WHAT YOU WILL DO: Copy out each line below exactly as it appears.

EXCERPTED RECORDS:
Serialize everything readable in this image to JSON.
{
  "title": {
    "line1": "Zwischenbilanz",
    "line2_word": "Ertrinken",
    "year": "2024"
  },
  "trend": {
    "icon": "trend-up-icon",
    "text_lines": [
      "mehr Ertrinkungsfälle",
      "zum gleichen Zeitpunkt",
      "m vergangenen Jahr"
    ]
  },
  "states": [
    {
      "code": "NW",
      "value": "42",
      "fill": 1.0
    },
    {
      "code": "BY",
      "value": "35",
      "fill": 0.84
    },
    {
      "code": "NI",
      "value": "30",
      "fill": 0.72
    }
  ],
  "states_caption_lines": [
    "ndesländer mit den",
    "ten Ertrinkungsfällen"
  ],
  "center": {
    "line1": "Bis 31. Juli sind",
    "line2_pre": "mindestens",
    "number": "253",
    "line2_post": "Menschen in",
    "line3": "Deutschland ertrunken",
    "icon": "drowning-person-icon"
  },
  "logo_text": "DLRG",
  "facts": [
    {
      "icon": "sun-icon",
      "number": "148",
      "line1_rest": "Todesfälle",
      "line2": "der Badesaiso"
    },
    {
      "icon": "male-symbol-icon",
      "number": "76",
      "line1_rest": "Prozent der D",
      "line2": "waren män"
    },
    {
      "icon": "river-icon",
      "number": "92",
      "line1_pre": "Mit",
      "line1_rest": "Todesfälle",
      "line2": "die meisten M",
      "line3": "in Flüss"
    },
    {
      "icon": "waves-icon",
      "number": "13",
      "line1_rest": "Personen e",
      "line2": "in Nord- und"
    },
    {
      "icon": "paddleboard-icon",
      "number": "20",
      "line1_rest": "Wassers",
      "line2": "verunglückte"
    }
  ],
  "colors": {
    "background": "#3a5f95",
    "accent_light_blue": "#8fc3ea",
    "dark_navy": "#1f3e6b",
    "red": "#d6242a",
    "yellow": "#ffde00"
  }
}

TASK SOLUTION:
Serialize everything readable in this image to JSON.
{
  "title": {
    "line1": "Zwischenbilanz",
    "line2_word": "Ertrinken",
    "year": "2024"
  },
  "trend": {
    "icon": "trend-up-icon",
    "text_lines": [
      "mehr Ertrinkungsfälle",
      "zum gleichen Zeitpunkt",
      "m vergangenen Jahr"
    ]
  },
  "states": [
    {
      "code": "NW",
      "value": "42",
      "fill": 1.0
    },
    {
      "code": "BY",
      "value": "35",
      "fill": 0.84
    },
    {
      "code": "NI",
      "value": "30",
      "fill": 0.72
    }
  ],
  "states_caption_lines": [
    "ndesländer mit den",
    "ten Ertrinkungsfällen"
  ],
  "center": {
    "line1": "Bis 31. Juli sind",
    "line2_pre": "mindestens",
    "number": "253",
    "line2_post": "Menschen in",
    "line3": "Deutschland ertrunken",
    "icon": "drowning-person-icon"
  },
  "logo_text": "DLRG",
  "facts": [
    {
      "icon": "sun-icon",
      "number": "148",
      "line1_rest": "Todesfälle",
      "line2": "der Badesaiso"
    },
    {
      "icon": "male-symbol-icon",
      "number": "76",
      "line1_rest": "Prozent der D",
      "line2": "waren män"
    },
    {
      "icon": "river-icon",
      "number": "92",
      "line1_pre": "Mit",
      "line1_rest": "Todesfälle",
      "line2": "die meisten M",
      "line3": "in Flüss"
    },
    {
      "icon": "waves-icon",
      "number": "13",
      "line1_rest": "Personen e",
      "line2": "in Nord- und"
    },
    {
      "icon": "paddleboard-icon",
      "number": "20",
      "line1_rest": "Wassers",
      "line2": "verunglückte"
    }
  ],
  "colors": {
    "background": "#3a5f95",
    "accent_light_blue": "#8fc3ea",
    "dark_navy": "#1f3e6b",
    "red": "#d6242a",
    "yellow": "#ffde00"
  }
}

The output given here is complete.